## Given problem
Search the listing below for the string "text" and copy every line where it occurs.

Extracted records

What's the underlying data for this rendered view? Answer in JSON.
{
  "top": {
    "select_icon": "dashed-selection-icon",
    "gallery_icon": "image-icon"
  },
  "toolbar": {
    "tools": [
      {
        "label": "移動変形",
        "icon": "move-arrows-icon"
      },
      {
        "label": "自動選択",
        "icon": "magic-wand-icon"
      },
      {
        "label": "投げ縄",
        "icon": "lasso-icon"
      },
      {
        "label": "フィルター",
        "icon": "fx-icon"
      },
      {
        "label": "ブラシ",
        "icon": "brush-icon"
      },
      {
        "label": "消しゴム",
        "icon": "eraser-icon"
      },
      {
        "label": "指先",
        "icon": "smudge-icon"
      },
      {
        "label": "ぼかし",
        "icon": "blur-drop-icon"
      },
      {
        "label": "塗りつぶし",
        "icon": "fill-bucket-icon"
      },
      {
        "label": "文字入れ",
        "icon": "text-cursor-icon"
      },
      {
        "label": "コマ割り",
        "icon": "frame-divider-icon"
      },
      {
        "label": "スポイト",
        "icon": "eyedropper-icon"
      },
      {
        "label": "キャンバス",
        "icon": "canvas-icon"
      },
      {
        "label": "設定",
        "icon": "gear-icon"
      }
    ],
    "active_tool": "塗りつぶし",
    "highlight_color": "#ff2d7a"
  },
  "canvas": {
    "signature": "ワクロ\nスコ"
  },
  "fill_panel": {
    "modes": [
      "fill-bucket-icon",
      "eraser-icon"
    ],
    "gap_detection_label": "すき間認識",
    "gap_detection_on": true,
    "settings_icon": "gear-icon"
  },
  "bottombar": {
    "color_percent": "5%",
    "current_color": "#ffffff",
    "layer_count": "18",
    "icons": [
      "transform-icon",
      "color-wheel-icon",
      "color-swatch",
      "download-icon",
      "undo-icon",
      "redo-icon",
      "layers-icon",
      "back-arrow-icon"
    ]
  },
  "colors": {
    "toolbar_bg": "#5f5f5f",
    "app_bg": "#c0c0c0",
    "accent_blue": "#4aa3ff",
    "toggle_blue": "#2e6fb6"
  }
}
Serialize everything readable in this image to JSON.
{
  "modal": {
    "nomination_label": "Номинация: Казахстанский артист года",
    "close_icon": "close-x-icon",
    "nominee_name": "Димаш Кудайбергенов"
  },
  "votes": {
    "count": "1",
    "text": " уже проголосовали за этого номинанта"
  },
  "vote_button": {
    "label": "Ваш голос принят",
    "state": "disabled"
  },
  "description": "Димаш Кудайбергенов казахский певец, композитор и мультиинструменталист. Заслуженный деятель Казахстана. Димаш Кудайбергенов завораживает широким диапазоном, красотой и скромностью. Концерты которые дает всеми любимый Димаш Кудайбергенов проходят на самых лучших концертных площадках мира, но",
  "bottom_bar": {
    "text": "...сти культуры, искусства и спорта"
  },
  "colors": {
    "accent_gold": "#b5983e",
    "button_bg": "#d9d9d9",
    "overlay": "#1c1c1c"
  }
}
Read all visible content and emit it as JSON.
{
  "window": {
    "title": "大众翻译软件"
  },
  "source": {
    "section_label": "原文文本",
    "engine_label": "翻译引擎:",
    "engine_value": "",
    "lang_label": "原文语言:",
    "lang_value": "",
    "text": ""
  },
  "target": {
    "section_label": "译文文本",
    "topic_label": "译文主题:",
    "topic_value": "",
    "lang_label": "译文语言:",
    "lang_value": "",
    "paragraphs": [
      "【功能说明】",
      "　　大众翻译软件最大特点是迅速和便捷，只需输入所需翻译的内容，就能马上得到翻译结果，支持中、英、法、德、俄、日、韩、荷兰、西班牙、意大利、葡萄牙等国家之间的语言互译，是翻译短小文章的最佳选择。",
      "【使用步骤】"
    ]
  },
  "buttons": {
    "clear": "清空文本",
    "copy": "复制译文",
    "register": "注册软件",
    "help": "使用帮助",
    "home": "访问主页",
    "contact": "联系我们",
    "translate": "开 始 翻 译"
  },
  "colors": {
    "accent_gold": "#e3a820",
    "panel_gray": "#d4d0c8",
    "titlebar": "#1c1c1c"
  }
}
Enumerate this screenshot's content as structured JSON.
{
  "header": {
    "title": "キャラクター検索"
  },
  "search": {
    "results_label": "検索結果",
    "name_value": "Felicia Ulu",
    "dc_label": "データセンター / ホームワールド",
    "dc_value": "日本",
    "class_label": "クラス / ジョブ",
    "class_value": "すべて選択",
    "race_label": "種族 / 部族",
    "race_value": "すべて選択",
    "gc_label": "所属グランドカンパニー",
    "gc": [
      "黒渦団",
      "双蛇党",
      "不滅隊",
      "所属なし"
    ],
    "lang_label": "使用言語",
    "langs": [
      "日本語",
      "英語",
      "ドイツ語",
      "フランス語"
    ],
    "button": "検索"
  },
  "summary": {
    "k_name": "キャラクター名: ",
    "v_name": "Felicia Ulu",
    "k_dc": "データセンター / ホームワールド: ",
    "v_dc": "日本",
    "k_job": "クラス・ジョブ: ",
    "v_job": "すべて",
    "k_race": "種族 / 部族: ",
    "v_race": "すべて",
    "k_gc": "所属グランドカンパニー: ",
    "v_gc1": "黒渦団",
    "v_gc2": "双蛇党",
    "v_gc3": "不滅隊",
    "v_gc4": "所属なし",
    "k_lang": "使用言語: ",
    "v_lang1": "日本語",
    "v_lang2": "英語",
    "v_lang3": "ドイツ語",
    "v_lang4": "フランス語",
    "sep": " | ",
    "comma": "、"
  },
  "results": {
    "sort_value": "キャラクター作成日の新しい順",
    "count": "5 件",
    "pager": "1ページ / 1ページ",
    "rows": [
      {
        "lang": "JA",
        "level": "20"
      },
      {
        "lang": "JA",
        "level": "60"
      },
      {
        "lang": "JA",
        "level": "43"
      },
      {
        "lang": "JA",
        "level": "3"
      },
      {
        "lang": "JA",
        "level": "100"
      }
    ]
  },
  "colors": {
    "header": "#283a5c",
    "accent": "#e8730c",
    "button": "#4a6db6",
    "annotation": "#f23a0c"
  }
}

## Solution to this problem
        "icon": "text-cursor-icon"
    "text": " уже проголосовали за этого номинанта"
    "text": "...сти культуры, искусства и спорта"
    "text": ""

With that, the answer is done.